··· INPUT DATA

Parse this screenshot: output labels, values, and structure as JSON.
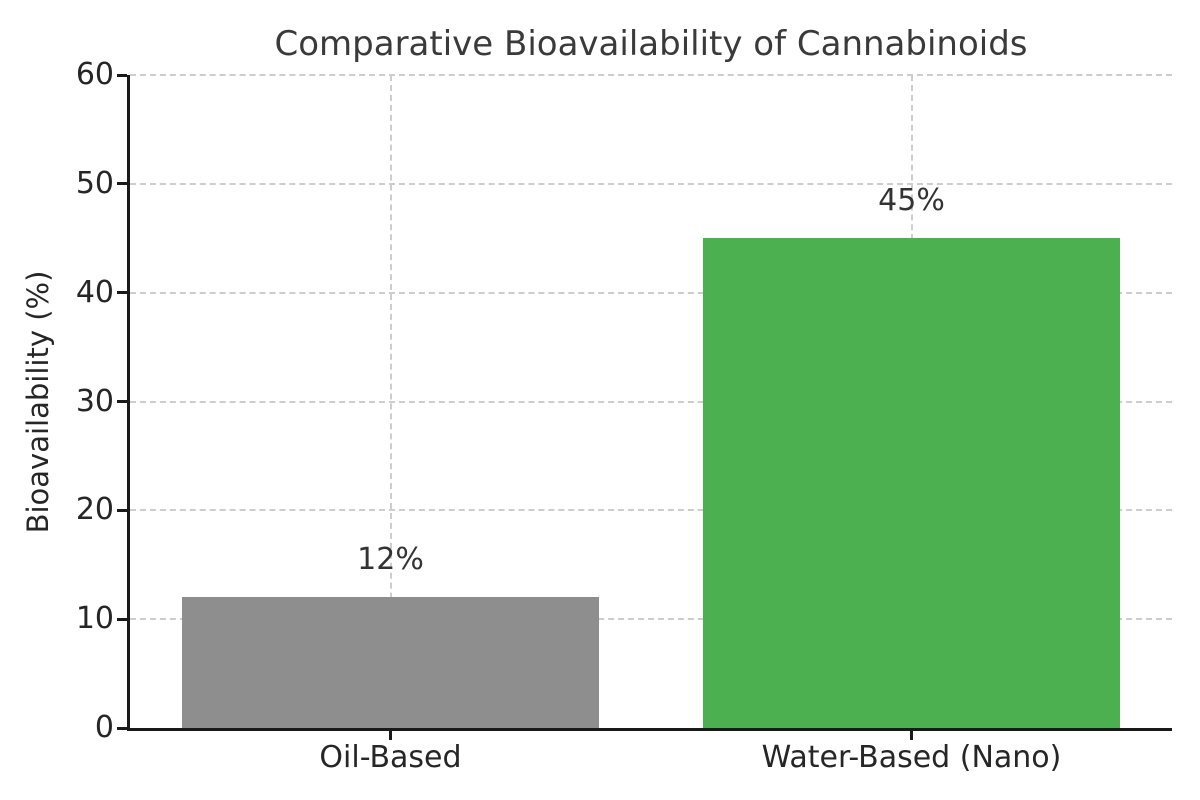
{
  "chart_data": {
    "type": "bar",
    "title": "Comparative Bioavailability of Cannabinoids",
    "xlabel": "",
    "ylabel": "Bioavailability (%)",
    "categories": [
      "Oil-Based",
      "Water-Based (Nano)"
    ],
    "values": [
      12,
      45
    ],
    "value_labels": [
      "12%",
      "45%"
    ],
    "bar_colors": [
      "#8e8e8e",
      "#4caf50"
    ],
    "ylim": [
      0,
      60
    ],
    "yticks": [
      0,
      10,
      20,
      30,
      40,
      50,
      60
    ],
    "ytick_labels": [
      "0",
      "10",
      "20",
      "30",
      "40",
      "50",
      "60"
    ],
    "bar_width_fraction": 0.8,
    "grid": {
      "style": "dashed",
      "color": "#cdcdcd",
      "horizontal": true,
      "vertical": true
    },
    "legend": "none",
    "axis_color": "#1a1a1a",
    "tick_text_color": "#262626",
    "title_color": "#3a3a3a",
    "annotation_text_color": "#333333",
    "background_color": "#ffffff"
  }
}
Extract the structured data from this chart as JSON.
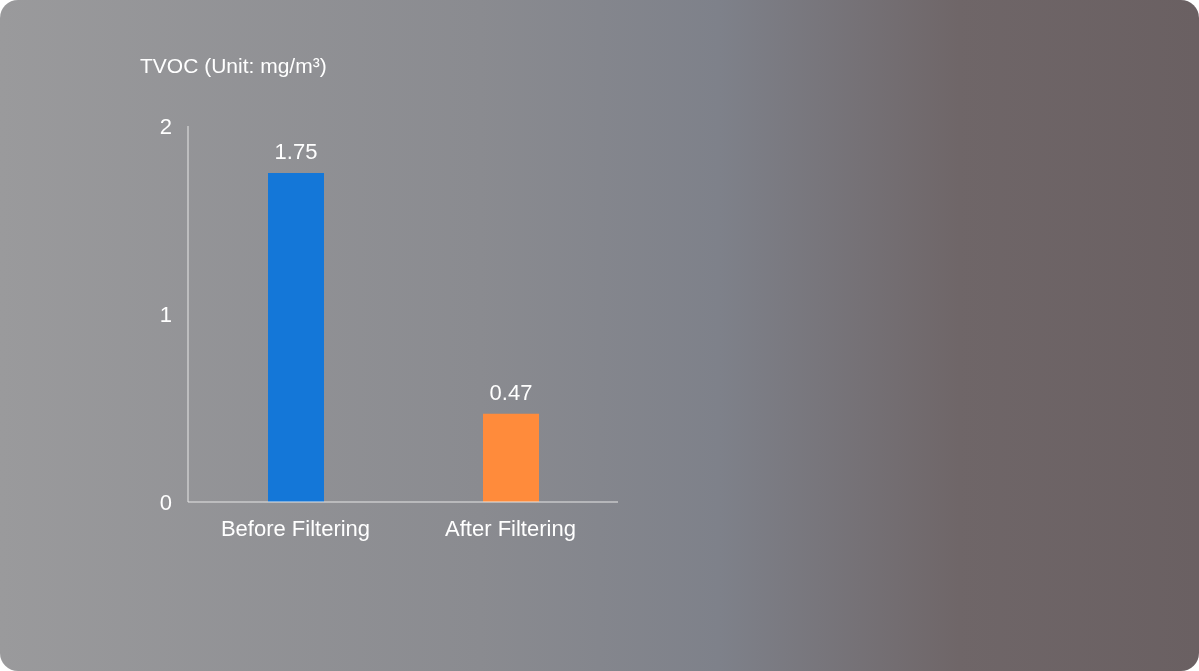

······

_PROBLEM DESCRIPTION_
All lines above with "Bioavailability" in them should be returned.

_SOLUTION TO THIS PROBLEM_
    "title": "Comparative Bioavailability of Cannabinoids",
    "ylabel": "Bioavailability (%)",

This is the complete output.